### Supplied entries:

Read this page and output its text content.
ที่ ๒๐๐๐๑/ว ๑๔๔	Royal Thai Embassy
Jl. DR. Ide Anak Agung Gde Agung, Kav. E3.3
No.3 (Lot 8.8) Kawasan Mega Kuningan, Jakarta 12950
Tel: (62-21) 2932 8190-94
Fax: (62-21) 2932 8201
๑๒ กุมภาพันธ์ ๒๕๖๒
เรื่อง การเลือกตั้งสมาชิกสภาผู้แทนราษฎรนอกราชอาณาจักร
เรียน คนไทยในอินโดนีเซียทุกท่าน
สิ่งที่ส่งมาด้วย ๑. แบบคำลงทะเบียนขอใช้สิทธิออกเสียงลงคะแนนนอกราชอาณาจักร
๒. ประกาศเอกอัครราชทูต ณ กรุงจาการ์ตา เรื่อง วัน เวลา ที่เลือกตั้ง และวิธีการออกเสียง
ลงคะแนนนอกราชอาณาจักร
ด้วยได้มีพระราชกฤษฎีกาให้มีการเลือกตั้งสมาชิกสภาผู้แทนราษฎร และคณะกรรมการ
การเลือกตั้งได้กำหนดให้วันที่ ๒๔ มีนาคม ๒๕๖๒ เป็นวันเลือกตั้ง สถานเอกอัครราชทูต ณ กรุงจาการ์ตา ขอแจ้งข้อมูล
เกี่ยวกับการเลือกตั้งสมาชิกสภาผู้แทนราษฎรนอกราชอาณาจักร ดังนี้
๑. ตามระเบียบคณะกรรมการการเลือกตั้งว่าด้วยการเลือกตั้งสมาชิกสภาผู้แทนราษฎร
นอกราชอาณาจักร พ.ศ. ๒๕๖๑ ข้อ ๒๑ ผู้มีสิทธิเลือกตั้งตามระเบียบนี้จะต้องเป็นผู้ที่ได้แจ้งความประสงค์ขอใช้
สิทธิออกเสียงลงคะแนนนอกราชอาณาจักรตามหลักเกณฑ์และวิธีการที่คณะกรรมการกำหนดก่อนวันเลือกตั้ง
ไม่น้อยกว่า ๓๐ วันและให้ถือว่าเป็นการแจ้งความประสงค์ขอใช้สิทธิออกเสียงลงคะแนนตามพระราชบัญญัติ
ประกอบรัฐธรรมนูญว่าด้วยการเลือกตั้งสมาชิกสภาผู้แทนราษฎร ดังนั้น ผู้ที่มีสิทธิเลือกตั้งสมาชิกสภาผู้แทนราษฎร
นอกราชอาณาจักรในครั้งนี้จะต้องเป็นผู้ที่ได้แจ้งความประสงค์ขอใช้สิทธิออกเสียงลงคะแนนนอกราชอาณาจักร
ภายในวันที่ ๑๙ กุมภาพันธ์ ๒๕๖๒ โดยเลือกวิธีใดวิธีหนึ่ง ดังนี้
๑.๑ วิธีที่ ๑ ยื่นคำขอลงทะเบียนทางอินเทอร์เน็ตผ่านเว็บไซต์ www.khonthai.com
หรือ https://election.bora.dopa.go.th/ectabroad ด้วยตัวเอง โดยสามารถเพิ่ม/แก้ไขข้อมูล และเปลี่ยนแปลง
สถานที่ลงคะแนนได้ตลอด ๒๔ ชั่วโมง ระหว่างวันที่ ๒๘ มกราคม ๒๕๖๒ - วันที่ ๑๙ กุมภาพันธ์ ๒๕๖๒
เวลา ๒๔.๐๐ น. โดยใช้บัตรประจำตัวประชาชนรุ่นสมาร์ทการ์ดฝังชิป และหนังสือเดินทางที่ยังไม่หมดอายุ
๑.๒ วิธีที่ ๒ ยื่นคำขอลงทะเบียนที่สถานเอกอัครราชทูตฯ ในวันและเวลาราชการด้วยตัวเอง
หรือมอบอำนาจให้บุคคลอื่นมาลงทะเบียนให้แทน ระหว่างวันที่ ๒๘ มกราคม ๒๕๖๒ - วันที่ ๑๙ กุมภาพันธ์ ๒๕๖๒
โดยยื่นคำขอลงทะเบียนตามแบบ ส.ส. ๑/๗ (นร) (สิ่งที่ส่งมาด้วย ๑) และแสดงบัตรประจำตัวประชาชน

### Work to complete:
From the data above, copy each line that has the string "สถานเอกอ".

### Answer below:
การเลือกตั้งได้กำหนดให้วันที่ ๒๔ มีนาคม ๒๕๖๒ เป็นวันเลือกตั้ง สถานเอกอัครราชทูต ณ กรุงจาการ์ตา ขอแจ้งข้อมูล
๑.๒ วิธีที่ ๒ ยื่นคำขอลงทะเบียนที่สถานเอกอัครราชทูตฯ ในวันและเวลาราชการด้วยตัวเอง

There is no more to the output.